(Records from a data source)

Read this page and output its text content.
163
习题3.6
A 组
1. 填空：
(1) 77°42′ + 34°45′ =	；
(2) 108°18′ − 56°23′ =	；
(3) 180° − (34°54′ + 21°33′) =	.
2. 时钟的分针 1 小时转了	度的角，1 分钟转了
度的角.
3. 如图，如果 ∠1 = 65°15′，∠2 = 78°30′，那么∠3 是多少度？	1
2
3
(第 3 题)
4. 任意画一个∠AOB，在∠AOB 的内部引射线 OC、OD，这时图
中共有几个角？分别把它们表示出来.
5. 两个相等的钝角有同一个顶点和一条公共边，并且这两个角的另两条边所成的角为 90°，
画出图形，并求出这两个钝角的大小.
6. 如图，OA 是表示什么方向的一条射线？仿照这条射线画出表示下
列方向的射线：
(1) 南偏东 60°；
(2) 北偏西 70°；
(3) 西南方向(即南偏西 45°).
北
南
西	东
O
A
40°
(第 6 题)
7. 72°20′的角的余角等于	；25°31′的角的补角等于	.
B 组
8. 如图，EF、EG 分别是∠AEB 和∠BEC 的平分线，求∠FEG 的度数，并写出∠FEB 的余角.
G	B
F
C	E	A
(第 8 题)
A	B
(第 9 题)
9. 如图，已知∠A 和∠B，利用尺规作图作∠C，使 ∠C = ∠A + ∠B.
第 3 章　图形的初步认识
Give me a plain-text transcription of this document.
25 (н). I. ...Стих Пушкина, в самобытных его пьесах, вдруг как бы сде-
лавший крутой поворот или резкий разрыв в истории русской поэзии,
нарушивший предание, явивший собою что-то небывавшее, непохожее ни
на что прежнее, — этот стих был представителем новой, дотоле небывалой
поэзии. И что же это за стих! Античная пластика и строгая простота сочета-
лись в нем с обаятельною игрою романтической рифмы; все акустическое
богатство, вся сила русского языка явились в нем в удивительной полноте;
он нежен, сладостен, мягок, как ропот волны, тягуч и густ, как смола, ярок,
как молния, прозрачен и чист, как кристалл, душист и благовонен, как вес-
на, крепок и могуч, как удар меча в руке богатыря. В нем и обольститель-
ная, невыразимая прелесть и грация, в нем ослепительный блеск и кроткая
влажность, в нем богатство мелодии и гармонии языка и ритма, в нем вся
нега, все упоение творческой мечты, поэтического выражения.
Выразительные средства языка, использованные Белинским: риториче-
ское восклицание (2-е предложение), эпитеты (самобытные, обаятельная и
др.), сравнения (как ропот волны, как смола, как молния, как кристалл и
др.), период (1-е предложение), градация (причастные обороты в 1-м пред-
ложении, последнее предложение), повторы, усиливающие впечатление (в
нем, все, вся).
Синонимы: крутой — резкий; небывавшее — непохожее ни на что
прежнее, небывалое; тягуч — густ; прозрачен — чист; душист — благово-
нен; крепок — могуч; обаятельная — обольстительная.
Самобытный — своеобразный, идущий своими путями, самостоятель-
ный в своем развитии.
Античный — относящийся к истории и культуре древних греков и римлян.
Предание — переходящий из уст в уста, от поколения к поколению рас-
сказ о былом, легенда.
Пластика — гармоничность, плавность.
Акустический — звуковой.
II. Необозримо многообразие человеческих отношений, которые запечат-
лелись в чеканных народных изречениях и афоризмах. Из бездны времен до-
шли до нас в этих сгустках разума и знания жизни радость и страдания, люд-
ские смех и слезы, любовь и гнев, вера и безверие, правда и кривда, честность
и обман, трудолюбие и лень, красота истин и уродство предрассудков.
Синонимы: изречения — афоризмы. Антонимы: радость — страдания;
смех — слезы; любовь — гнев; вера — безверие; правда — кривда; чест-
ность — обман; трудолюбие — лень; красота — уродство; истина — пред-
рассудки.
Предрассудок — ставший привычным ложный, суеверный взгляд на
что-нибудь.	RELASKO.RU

...

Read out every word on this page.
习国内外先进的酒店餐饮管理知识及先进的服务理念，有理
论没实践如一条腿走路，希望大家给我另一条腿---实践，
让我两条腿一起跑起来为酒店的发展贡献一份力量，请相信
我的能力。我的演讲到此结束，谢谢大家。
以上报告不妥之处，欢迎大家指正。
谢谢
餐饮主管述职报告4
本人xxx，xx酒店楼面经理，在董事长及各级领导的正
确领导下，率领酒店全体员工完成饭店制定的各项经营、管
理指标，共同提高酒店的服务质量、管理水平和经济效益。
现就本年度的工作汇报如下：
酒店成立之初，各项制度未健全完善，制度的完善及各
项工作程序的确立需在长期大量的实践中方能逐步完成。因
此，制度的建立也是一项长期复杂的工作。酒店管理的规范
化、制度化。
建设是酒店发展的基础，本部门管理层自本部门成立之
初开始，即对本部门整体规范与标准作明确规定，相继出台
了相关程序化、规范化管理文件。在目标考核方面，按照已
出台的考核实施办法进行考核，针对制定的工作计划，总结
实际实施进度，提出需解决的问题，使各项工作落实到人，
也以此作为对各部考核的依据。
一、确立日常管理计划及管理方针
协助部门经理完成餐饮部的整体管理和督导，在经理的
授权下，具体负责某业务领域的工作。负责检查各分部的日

--

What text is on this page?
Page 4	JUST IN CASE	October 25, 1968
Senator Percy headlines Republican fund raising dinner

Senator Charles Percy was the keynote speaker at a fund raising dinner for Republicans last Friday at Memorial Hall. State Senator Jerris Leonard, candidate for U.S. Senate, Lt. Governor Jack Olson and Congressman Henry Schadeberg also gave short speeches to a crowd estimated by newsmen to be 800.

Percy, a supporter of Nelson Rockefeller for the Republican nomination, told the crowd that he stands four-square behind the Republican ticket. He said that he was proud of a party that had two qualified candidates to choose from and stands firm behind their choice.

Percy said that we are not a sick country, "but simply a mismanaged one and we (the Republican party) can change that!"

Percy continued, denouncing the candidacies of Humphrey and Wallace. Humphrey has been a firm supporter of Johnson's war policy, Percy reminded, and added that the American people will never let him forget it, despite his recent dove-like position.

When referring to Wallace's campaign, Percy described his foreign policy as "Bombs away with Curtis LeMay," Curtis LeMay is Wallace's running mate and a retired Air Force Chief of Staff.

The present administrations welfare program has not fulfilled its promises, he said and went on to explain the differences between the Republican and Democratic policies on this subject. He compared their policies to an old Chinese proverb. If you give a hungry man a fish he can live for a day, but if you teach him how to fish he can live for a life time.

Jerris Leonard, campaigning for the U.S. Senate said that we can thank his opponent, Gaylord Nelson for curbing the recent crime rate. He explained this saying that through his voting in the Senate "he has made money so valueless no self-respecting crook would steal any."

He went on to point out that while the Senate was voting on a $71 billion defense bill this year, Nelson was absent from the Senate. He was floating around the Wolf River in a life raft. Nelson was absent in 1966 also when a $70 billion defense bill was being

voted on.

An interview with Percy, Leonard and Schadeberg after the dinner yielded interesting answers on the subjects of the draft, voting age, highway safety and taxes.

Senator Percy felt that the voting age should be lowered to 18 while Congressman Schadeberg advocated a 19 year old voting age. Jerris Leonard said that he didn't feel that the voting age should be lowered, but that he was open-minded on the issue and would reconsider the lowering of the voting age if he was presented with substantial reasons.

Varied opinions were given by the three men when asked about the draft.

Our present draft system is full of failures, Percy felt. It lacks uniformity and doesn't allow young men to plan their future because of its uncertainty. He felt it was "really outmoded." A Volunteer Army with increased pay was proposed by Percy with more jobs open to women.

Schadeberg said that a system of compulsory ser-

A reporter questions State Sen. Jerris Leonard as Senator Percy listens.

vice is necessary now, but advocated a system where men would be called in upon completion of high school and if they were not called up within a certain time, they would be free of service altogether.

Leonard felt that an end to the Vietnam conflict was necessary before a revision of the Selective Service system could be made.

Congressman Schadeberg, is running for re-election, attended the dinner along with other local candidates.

> _PROBLEM DESCRIPTION_: Scan the records above for the string "policy", then select every line that holds it.

> _FULL OUTPUT_:
Percy continued, denouncing the candidacies of Humphrey and Wallace. Humphrey has been a firm supporter of Johnson's war policy, Percy reminded, and added that the American people will never let him forget it, despite his recent dove-like position.
When referring to Wallace's campaign, Percy described his foreign policy as "Bombs away with Curtis LeMay," Curtis LeMay is Wallace's running mate and a retired Air Force Chief of Staff.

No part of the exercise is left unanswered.